::: Materials provided :::
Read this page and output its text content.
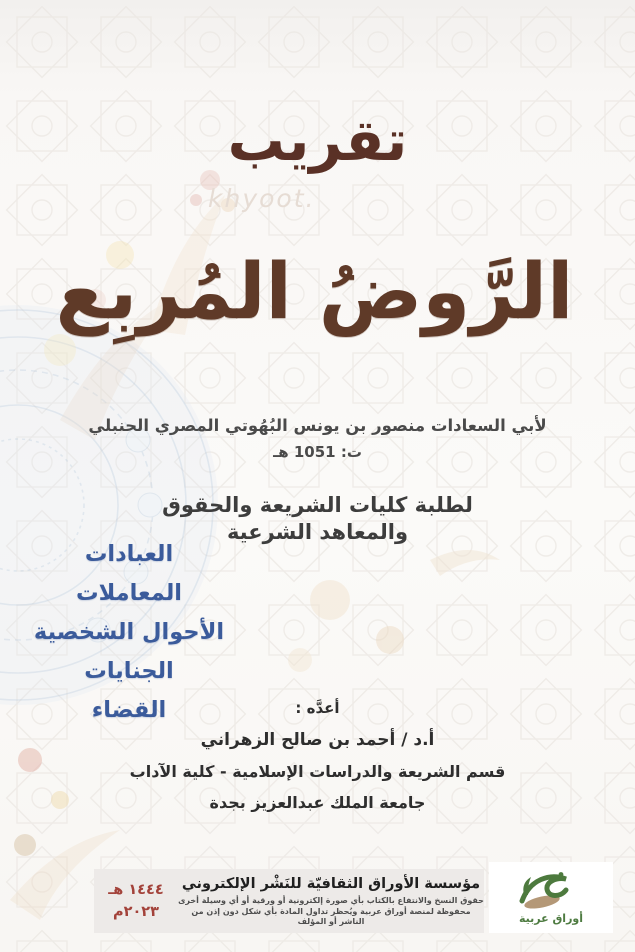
تقريب
khyoot.
الرَّوضُ المُربِع
لأبي السعادات منصور بن يونس البُهُوتي المصري الحنبلي
ت: 1051 هـ
لطلبة كليات الشريعة والحقوق
والمعاهد الشرعية
العبادات
المعاملات
الأحوال الشخصية
الجنايات
القضاء	أعدَّه :
أ.د / أحمد بن صالح الزهراني
قسم الشريعة والدراسات الإسلامية - كلية الآداب
جامعة الملك عبدالعزيز بجدة
مؤسسة الأوراق الثقافيّة للنَشْر الإلكتروني
حقوق النسخ والانتفاع بالكتاب بأي صورة إلكترونية أو ورقية أو أي وسيلة أخرى
محفوظة لمنصة أوراق عربية ويُحظر تداول المادة بأي شكل دون إذن من الناشر أو المؤلف
١٤٤٤ هـ
٢٠٢٣م	أوراق عربية
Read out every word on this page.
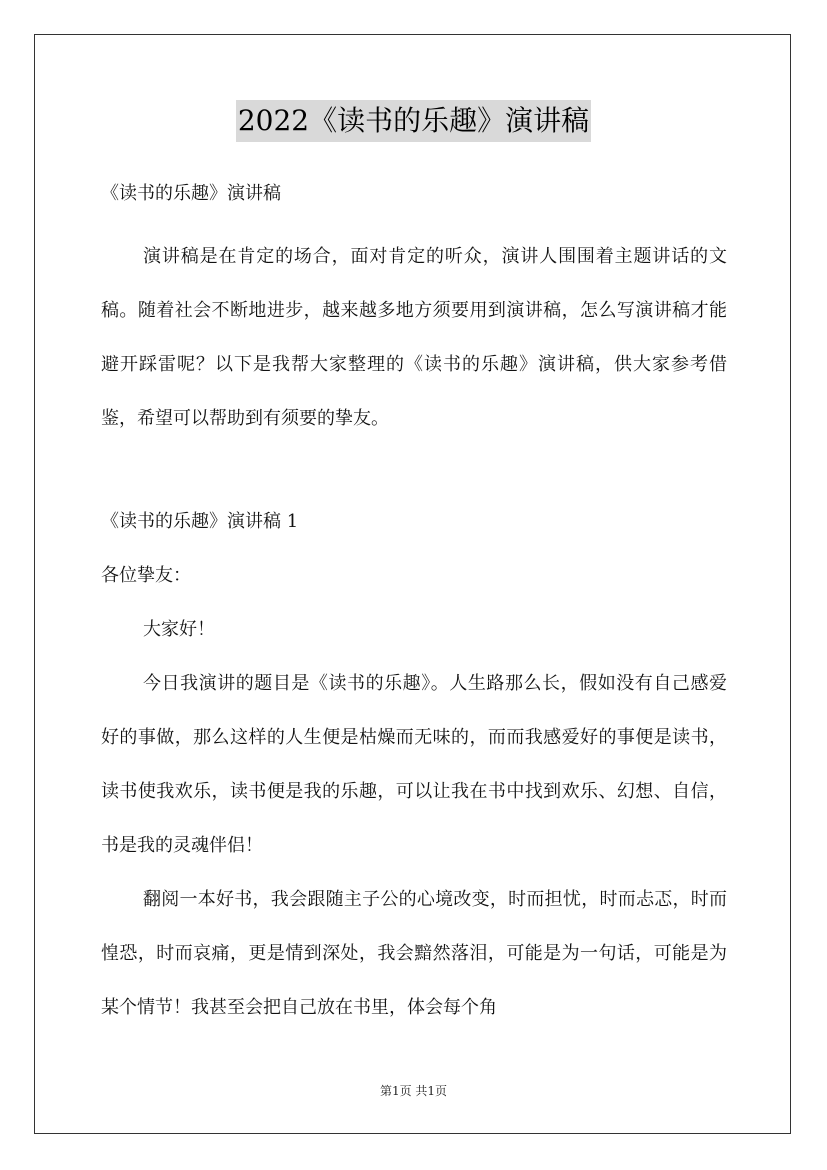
2022《读书的乐趣》演讲稿
《读书的乐趣》演讲稿

演讲稿是在肯定的场合，面对肯定的听众，演讲人围围着主题讲话的文稿。随着社会不断地进步，越来越多地方须要用到演讲稿，怎么写演讲稿才能避开踩雷呢？以下是我帮大家整理的《读书的乐趣》演讲稿，供大家参考借鉴，希望可以帮助到有须要的挚友。

《读书的乐趣》演讲稿 1
各位挚友：
大家好！

今日我演讲的题目是《读书的乐趣》。人生路那么长，假如没有自己感爱好的事做，那么这样的人生便是枯燥而无味的，而而我感爱好的事便是读书，读书使我欢乐，读书便是我的乐趣，可以让我在书中找到欢乐、幻想、自信，书是我的灵魂伴侣！

翻阅一本好书，我会跟随主子公的心境改变，时而担忧，时而忐忑，时而惶恐，时而哀痛，更是情到深处，我会黯然落泪，可能是为一句话，可能是为某个情节！我甚至会把自己放在书里，体会每个角

第1页 共1页
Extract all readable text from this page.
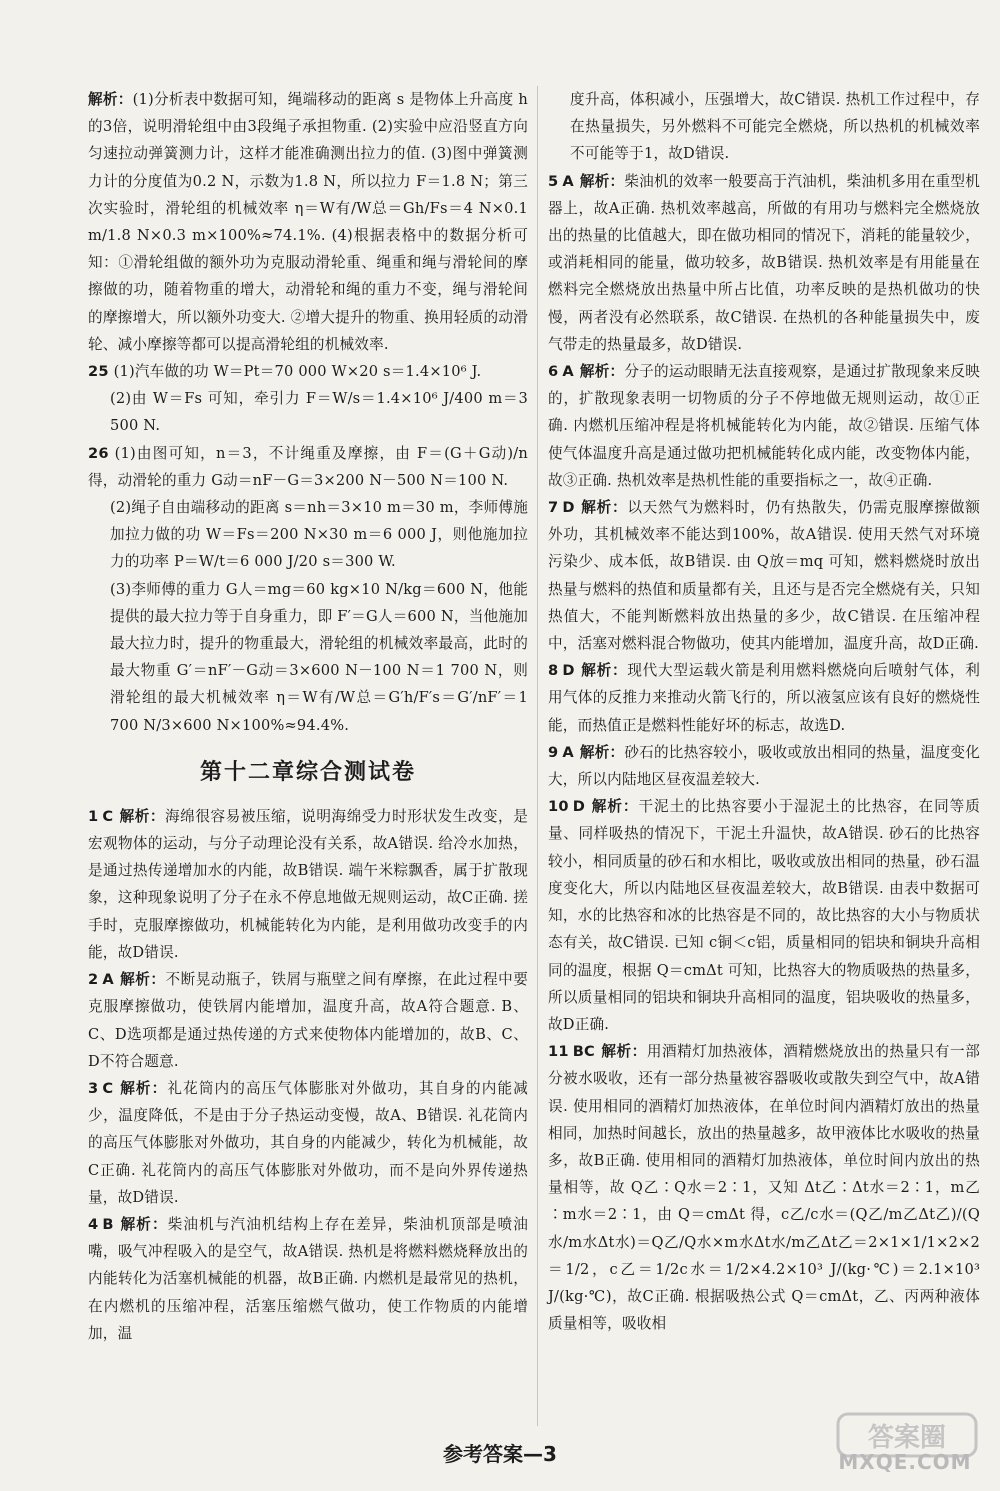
解析：(1)分析表中数据可知，绳端移动的距离 s 是物体上升高度 h 的3倍，说明滑轮组中由3段绳子承担物重. (2)实验中应沿竖直方向匀速拉动弹簧测力计，这样才能准确测出拉力的值. (3)图中弹簧测力计的分度值为0.2 N，示数为1.8 N，所以拉力 F＝1.8 N；第三次实验时，滑轮组的机械效率 η＝W有/W总＝Gh/Fs＝4 N×0.1 m/1.8 N×0.3 m×100%≈74.1%. (4)根据表格中的数据分析可知：①滑轮组做的额外功为克服动滑轮重、绳重和绳与滑轮间的摩擦做的功，随着物重的增大，动滑轮和绳的重力不变，绳与滑轮间的摩擦增大，所以额外功变大. ②增大提升的物重、换用轻质的动滑轮、减小摩擦等都可以提高滑轮组的机械效率.

25 (1)汽车做的功 W＝Pt＝70 000 W×20 s＝1.4×10⁶ J.

(2)由 W＝Fs 可知，牵引力 F＝W/s＝1.4×10⁶ J/400 m＝3 500 N.

26 (1)由图可知，n＝3，不计绳重及摩擦，由 F＝(G＋G动)/n 得，动滑轮的重力 G动＝nF－G＝3×200 N－500 N＝100 N.

(2)绳子自由端移动的距离 s＝nh＝3×10 m＝30 m，李师傅施加拉力做的功 W＝Fs＝200 N×30 m＝6 000 J，则他施加拉力的功率 P＝W/t＝6 000 J/20 s＝300 W.

(3)李师傅的重力 G人＝mg＝60 kg×10 N/kg＝600 N，他能提供的最大拉力等于自身重力，即 F′＝G人＝600 N，当他施加最大拉力时，提升的物重最大，滑轮组的机械效率最高，此时的最大物重 G′＝nF′－G动＝3×600 N－100 N＝1 700 N，则滑轮组的最大机械效率 η＝W有/W总＝G′h/F′s＝G′/nF′＝1 700 N/3×600 N×100%≈94.4%.

第十二章综合测试卷
1 C 解析：海绵很容易被压缩，说明海绵受力时形状发生改变，是宏观物体的运动，与分子动理论没有关系，故A错误. 给冷水加热，是通过热传递增加水的内能，故B错误. 端午米粽飘香，属于扩散现象，这种现象说明了分子在永不停息地做无规则运动，故C正确. 搓手时，克服摩擦做功，机械能转化为内能，是利用做功改变手的内能，故D错误.
2 A 解析：不断晃动瓶子，铁屑与瓶壁之间有摩擦，在此过程中要克服摩擦做功，使铁屑内能增加，温度升高，故A符合题意. B、C、D选项都是通过热传递的方式来使物体内能增加的，故B、C、D不符合题意.
3 C 解析：礼花筒内的高压气体膨胀对外做功，其自身的内能减少，温度降低，不是由于分子热运动变慢，故A、B错误. 礼花筒内的高压气体膨胀对外做功，其自身的内能减少，转化为机械能，故C正确. 礼花筒内的高压气体膨胀对外做功，而不是向外界传递热量，故D错误.
4 B 解析：柴油机与汽油机结构上存在差异，柴油机顶部是喷油嘴，吸气冲程吸入的是空气，故A错误. 热机是将燃料燃烧释放出的内能转化为活塞机械能的机器，故B正确. 内燃机是最常见的热机，在内燃机的压缩冲程，活塞压缩燃气做功，使工作物质的内能增加，温

度升高，体积减小，压强增大，故C错误. 热机工作过程中，存在热量损失，另外燃料不可能完全燃烧，所以热机的机械效率不可能等于1，故D错误.

5 A 解析：柴油机的效率一般要高于汽油机，柴油机多用在重型机器上，故A正确. 热机效率越高，所做的有用功与燃料完全燃烧放出的热量的比值越大，即在做功相同的情况下，消耗的能量较少，或消耗相同的能量，做功较多，故B错误. 热机效率是有用能量在燃料完全燃烧放出热量中所占比值，功率反映的是热机做功的快慢，两者没有必然联系，故C错误. 在热机的各种能量损失中，废气带走的热量最多，故D错误.
6 A 解析：分子的运动眼睛无法直接观察，是通过扩散现象来反映的，扩散现象表明一切物质的分子不停地做无规则运动，故①正确. 内燃机压缩冲程是将机械能转化为内能，故②错误. 压缩气体使气体温度升高是通过做功把机械能转化成内能，改变物体内能，故③正确. 热机效率是热机性能的重要指标之一，故④正确.
7 D 解析：以天然气为燃料时，仍有热散失，仍需克服摩擦做额外功，其机械效率不能达到100%，故A错误. 使用天然气对环境污染少、成本低，故B错误. 由 Q放＝mq 可知，燃料燃烧时放出热量与燃料的热值和质量都有关，且还与是否完全燃烧有关，只知热值大，不能判断燃料放出热量的多少，故C错误. 在压缩冲程中，活塞对燃料混合物做功，使其内能增加，温度升高，故D正确.
8 D 解析：现代大型运载火箭是利用燃料燃烧向后喷射气体，利用气体的反推力来推动火箭飞行的，所以液氢应该有良好的燃烧性能，而热值正是燃料性能好坏的标志，故选D.
9 A 解析：砂石的比热容较小，吸收或放出相同的热量，温度变化大，所以内陆地区昼夜温差较大.
10 D 解析：干泥土的比热容要小于湿泥土的比热容，在同等质量、同样吸热的情况下，干泥土升温快，故A错误. 砂石的比热容较小，相同质量的砂石和水相比，吸收或放出相同的热量，砂石温度变化大，所以内陆地区昼夜温差较大，故B错误. 由表中数据可知，水的比热容和冰的比热容是不同的，故比热容的大小与物质状态有关，故C错误. 已知 c铜＜c铝，质量相同的铝块和铜块升高相同的温度，根据 Q＝cmΔt 可知，比热容大的物质吸热的热量多，所以质量相同的铝块和铜块升高相同的温度，铝块吸收的热量多，故D正确.
11 BC 解析：用酒精灯加热液体，酒精燃烧放出的热量只有一部分被水吸收，还有一部分热量被容器吸收或散失到空气中，故A错误. 使用相同的酒精灯加热液体，在单位时间内酒精灯放出的热量相同，加热时间越长，放出的热量越多，故甲液体比水吸收的热量多，故B正确. 使用相同的酒精灯加热液体，单位时间内放出的热量相等，故 Q乙∶Q水＝2∶1，又知 Δt乙∶Δt水＝2∶1，m乙∶m水＝2∶1，由 Q＝cmΔt 得，c乙/c水＝(Q乙/m乙Δt乙)/(Q水/m水Δt水)＝Q乙/Q水×m水Δt水/m乙Δt乙＝2×1×1/1×2×2＝1/2，c乙＝1/2c水＝1/2×4.2×10³ J/(kg·℃)＝2.1×10³ J/(kg·℃)，故C正确. 根据吸热公式 Q＝cmΔt，乙、丙两种液体质量相等，吸收相
参考答案—3
答案圈
MXQE.COM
:::
Exercise task:
Locate each line containing the string "عربية" and show it.

Solution to this exercise:
محفوظة لمنصة أوراق عربية ويُحظر تداول المادة بأي شكل دون إذن من الناشر أو المؤلف
٢٠٢٣م	أوراق عربية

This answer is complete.